• **TASK DIRECTIONS**: Note how many lines hold the string "aligned" and give that number without any other words.

+-------+

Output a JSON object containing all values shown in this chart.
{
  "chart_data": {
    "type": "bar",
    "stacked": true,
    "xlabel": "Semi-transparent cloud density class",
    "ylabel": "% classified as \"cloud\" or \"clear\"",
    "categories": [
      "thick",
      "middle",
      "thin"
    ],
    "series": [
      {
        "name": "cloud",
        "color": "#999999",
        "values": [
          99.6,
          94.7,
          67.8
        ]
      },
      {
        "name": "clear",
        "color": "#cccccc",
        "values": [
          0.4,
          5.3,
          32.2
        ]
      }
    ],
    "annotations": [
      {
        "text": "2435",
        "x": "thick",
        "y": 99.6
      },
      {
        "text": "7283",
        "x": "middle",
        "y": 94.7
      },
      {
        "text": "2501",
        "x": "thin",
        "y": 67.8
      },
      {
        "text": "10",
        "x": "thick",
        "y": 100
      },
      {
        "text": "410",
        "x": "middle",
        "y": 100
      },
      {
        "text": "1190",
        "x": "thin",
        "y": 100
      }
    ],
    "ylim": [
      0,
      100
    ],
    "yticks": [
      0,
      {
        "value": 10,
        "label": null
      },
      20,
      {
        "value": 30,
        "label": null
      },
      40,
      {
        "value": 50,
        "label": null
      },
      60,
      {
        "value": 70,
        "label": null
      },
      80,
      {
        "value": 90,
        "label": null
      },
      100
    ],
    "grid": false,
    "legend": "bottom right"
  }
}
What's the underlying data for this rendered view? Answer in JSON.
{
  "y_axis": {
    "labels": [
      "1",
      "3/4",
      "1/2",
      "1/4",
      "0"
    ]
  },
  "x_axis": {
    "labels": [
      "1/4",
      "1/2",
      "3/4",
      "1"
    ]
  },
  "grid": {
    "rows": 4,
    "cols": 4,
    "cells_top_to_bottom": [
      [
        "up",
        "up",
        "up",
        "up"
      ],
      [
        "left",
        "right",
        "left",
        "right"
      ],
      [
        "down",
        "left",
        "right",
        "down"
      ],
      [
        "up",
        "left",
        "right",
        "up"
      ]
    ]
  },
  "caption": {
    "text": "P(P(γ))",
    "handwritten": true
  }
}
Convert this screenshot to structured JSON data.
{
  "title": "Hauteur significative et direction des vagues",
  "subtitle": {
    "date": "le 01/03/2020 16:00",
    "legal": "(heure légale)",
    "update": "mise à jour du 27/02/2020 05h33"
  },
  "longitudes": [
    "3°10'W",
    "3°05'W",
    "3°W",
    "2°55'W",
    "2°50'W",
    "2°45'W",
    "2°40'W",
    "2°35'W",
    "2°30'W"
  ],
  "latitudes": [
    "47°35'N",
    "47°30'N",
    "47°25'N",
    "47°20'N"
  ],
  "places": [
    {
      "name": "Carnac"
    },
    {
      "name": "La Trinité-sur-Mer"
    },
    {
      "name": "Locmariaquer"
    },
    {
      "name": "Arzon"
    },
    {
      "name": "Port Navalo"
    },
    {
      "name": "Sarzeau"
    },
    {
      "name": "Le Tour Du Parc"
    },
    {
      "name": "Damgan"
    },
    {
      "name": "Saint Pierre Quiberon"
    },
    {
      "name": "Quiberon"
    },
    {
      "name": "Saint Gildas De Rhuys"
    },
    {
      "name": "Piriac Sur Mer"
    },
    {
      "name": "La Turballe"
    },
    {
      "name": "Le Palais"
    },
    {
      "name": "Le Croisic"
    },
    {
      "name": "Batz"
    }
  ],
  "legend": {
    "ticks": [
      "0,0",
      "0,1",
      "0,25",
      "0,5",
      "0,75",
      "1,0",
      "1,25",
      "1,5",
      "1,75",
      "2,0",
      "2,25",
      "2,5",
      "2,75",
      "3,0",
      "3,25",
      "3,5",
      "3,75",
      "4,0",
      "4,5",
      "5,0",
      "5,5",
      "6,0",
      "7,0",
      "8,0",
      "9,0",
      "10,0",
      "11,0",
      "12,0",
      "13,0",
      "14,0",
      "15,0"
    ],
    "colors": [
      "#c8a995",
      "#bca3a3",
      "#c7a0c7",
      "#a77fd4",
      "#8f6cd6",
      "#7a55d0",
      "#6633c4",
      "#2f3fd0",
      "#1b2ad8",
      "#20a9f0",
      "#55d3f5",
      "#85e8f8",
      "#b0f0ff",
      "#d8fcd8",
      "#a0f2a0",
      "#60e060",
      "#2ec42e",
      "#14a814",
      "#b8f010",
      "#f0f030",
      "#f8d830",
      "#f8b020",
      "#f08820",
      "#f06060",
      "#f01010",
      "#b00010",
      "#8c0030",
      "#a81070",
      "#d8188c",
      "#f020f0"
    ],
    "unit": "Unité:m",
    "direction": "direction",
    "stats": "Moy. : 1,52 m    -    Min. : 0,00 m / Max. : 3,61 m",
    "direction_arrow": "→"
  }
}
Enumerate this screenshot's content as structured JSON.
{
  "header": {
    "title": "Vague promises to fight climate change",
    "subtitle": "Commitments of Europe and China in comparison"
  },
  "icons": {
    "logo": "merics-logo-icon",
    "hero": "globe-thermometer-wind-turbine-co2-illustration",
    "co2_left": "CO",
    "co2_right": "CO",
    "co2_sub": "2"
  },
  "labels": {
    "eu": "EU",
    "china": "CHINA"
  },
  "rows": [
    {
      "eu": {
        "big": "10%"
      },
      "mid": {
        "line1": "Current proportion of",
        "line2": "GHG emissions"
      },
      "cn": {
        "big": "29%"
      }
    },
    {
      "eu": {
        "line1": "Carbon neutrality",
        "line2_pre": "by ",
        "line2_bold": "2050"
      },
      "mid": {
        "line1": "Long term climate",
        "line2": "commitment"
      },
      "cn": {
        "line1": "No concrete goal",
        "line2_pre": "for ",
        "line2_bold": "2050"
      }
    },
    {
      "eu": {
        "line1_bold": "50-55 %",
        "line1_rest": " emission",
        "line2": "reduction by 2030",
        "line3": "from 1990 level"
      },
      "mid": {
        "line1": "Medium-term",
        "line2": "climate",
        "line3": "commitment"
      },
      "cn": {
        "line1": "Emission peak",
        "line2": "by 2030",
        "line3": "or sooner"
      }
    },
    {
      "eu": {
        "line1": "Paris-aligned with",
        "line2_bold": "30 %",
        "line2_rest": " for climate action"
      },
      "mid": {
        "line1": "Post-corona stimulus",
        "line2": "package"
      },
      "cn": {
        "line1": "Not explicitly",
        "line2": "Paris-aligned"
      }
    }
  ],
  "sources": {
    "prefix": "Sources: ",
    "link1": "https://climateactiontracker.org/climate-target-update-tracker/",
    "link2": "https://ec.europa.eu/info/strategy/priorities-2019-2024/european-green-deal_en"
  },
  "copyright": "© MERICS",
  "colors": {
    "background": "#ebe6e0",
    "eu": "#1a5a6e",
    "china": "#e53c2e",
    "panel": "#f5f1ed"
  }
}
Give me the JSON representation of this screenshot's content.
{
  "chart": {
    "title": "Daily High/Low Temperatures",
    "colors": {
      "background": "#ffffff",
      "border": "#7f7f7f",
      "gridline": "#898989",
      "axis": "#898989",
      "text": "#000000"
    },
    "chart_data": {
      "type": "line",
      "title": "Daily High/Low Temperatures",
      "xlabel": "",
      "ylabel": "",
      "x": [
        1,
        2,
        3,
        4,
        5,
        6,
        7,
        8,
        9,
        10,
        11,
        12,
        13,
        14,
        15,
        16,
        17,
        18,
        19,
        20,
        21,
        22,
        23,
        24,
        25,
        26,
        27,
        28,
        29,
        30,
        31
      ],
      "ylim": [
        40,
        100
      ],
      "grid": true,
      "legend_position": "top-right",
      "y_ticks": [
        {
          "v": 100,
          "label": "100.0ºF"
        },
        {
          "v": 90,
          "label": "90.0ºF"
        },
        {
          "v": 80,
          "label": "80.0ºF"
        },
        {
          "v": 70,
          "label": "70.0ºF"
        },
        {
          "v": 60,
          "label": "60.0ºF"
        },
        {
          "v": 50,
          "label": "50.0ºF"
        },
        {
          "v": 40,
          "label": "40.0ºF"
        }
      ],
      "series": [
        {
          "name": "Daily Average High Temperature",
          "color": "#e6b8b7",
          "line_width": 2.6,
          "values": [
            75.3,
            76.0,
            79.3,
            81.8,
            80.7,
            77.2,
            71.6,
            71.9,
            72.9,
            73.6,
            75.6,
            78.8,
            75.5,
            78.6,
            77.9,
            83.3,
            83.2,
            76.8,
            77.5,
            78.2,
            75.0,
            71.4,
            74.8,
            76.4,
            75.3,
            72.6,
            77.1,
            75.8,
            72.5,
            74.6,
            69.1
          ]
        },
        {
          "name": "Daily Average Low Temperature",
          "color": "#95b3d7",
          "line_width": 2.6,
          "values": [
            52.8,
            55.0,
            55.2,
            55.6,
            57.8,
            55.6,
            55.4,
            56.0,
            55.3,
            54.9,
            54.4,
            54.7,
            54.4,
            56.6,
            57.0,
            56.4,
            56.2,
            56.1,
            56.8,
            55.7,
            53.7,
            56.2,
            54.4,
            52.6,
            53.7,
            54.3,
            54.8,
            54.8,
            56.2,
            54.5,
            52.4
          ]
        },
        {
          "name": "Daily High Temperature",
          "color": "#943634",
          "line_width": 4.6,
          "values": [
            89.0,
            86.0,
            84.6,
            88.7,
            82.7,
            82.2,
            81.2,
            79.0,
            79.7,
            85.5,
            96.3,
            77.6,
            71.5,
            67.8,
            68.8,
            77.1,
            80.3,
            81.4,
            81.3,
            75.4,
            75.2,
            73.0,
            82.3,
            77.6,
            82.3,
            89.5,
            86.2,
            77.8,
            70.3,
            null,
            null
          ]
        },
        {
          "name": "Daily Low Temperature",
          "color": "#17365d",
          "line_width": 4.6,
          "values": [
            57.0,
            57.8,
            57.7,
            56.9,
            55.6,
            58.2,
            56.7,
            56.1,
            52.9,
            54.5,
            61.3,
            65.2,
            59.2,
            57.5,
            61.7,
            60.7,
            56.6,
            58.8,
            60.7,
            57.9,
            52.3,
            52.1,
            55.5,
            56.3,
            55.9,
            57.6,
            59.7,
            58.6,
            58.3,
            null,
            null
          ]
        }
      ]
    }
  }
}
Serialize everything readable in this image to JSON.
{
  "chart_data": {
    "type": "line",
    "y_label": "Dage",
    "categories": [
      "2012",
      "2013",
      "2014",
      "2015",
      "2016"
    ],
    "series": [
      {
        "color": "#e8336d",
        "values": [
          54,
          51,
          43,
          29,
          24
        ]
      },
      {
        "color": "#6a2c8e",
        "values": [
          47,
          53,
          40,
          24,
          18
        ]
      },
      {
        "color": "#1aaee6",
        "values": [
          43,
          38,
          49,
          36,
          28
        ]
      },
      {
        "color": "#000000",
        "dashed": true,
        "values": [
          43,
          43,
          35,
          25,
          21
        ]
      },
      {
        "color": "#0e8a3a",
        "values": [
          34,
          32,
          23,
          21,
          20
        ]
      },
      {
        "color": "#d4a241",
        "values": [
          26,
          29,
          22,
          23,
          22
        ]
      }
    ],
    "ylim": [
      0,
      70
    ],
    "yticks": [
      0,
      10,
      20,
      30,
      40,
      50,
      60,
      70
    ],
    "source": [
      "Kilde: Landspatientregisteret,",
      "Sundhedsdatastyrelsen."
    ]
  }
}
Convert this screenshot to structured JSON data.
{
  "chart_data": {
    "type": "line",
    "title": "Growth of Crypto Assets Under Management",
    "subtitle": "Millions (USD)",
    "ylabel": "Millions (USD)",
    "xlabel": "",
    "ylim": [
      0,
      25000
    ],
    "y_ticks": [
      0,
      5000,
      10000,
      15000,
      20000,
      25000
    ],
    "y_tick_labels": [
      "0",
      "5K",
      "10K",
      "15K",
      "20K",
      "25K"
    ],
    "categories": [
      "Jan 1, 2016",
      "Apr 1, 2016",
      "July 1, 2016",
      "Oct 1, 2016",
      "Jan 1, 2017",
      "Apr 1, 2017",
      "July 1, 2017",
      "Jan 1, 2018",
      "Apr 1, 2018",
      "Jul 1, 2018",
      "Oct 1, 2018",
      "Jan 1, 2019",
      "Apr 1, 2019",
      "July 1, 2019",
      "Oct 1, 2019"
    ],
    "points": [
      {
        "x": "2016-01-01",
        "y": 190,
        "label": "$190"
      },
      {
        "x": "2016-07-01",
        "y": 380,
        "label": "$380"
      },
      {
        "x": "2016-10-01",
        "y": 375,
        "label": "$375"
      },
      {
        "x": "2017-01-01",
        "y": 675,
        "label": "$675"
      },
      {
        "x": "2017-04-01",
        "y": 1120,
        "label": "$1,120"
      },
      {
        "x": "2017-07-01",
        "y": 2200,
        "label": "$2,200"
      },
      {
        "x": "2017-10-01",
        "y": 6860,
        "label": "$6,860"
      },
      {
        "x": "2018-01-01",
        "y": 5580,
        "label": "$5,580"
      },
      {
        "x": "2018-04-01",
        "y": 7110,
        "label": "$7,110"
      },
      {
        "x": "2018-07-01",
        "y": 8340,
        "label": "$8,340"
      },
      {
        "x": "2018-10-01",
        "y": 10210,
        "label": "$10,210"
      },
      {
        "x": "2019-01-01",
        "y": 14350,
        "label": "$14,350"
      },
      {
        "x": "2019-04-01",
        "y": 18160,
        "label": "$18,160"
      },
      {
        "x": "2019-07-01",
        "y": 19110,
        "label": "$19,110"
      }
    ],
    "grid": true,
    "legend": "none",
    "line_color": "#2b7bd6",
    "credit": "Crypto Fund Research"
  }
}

+-------+

• **EXERCISE OUTPUT**: 2